— STATED PROBLEM —
Keep only the lines of the data below that contain "degC", and copy them.

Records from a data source
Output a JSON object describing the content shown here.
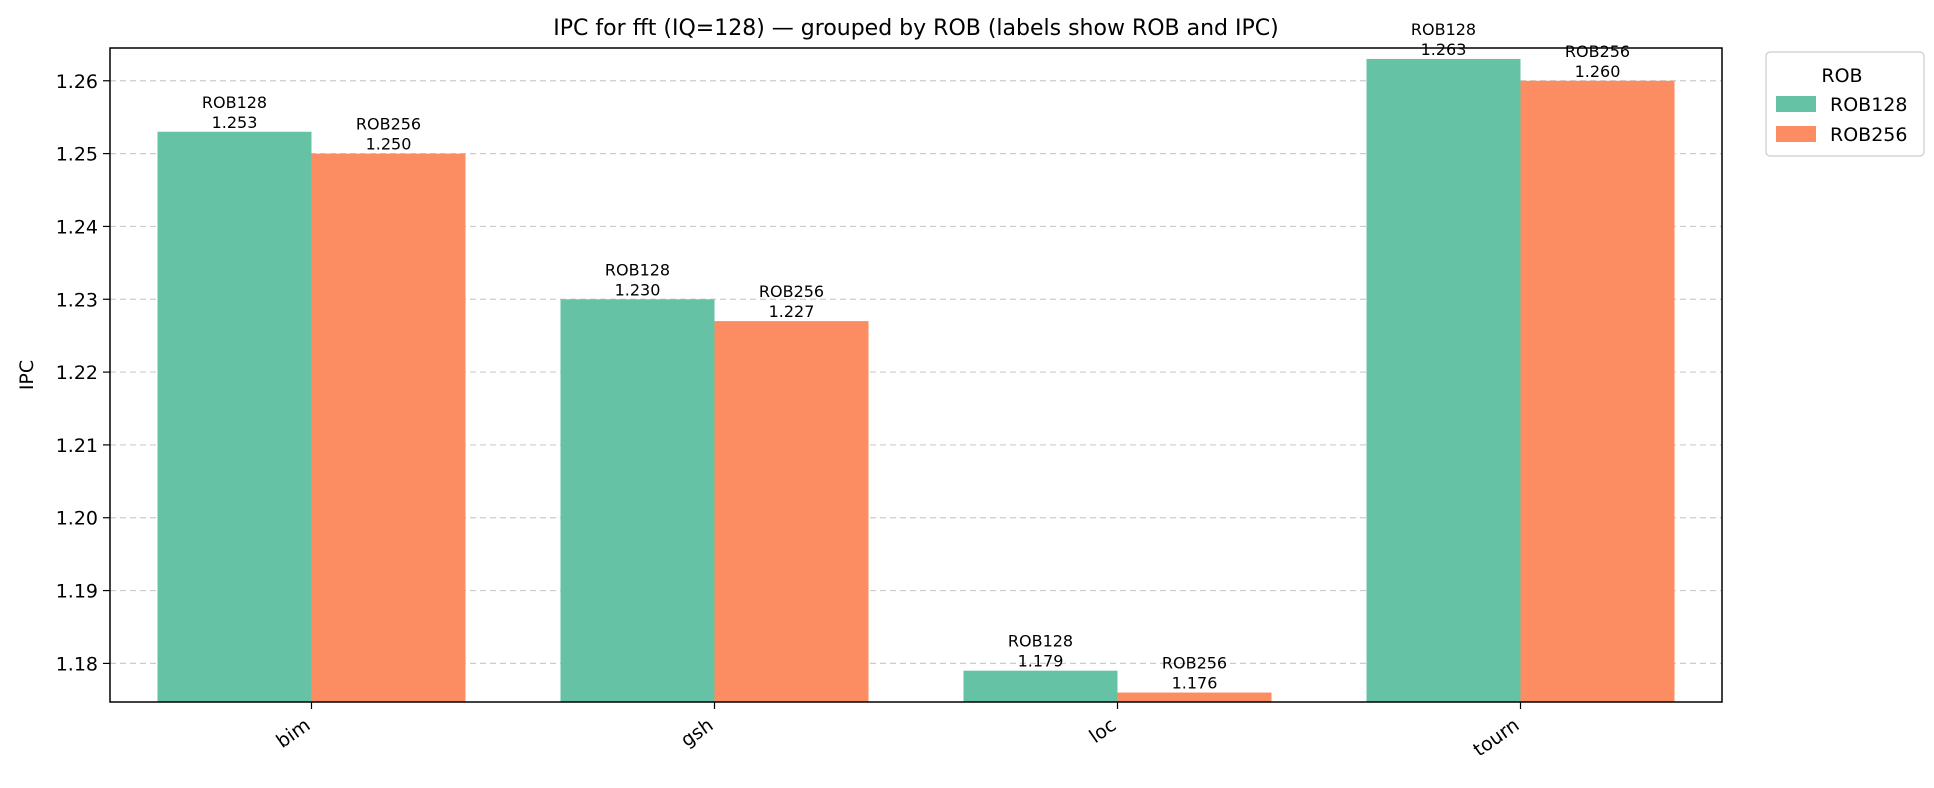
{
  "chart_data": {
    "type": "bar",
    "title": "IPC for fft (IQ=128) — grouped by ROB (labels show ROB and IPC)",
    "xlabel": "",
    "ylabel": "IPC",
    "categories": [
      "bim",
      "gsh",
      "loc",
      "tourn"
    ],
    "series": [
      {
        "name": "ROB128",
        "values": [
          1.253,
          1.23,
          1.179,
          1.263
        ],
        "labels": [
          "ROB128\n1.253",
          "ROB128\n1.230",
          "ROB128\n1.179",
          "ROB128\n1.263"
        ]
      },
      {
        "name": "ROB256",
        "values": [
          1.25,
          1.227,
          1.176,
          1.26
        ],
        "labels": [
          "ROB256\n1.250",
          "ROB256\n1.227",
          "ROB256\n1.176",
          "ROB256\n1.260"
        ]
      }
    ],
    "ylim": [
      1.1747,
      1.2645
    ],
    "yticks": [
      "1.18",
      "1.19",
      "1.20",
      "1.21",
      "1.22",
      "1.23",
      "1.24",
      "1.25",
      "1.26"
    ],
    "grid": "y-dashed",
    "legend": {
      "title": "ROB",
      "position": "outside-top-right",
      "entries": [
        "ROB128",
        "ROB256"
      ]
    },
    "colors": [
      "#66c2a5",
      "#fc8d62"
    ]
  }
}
---
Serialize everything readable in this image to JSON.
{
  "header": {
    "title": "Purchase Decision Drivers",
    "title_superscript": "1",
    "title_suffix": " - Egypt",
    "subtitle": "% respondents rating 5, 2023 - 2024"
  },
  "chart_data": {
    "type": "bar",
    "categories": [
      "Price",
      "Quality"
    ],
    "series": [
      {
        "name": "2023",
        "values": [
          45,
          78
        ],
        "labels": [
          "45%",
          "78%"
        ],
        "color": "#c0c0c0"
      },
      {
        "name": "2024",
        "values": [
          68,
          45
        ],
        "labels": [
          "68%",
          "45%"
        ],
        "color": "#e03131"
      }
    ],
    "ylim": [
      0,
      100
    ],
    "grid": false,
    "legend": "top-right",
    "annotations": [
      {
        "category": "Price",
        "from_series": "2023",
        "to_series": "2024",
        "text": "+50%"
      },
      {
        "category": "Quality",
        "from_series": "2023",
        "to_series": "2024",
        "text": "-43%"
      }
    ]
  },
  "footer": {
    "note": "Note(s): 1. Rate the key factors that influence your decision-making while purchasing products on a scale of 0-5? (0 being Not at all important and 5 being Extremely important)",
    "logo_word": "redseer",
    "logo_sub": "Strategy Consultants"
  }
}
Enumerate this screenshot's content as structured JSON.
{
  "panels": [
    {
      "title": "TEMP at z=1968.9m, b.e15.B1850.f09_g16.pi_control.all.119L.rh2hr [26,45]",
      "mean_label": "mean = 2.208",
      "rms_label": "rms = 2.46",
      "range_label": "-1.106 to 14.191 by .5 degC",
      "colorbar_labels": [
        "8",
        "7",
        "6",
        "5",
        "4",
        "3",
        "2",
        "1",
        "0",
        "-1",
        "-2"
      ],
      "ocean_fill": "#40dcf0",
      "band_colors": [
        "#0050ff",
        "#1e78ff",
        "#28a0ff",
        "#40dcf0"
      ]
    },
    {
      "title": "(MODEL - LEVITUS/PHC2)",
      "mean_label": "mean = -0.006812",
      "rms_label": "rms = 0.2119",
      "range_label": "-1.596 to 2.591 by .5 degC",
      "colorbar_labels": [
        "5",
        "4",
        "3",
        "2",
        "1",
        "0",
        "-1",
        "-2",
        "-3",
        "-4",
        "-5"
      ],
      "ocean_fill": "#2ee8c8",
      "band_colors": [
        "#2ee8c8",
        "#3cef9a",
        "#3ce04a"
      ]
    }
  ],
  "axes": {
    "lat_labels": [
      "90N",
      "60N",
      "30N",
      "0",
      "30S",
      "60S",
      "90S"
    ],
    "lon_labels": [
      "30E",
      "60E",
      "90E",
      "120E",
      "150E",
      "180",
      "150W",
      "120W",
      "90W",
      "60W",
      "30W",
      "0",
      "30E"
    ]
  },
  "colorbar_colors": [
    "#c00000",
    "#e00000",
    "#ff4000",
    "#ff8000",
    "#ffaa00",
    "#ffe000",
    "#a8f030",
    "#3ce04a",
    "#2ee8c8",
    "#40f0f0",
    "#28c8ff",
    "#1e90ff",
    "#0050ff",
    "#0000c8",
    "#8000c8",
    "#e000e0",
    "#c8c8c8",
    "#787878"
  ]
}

— ANSWER —
      "range_label": "-1.106 to 14.191 by .5 degC",
      "range_label": "-1.596 to 2.591 by .5 degC",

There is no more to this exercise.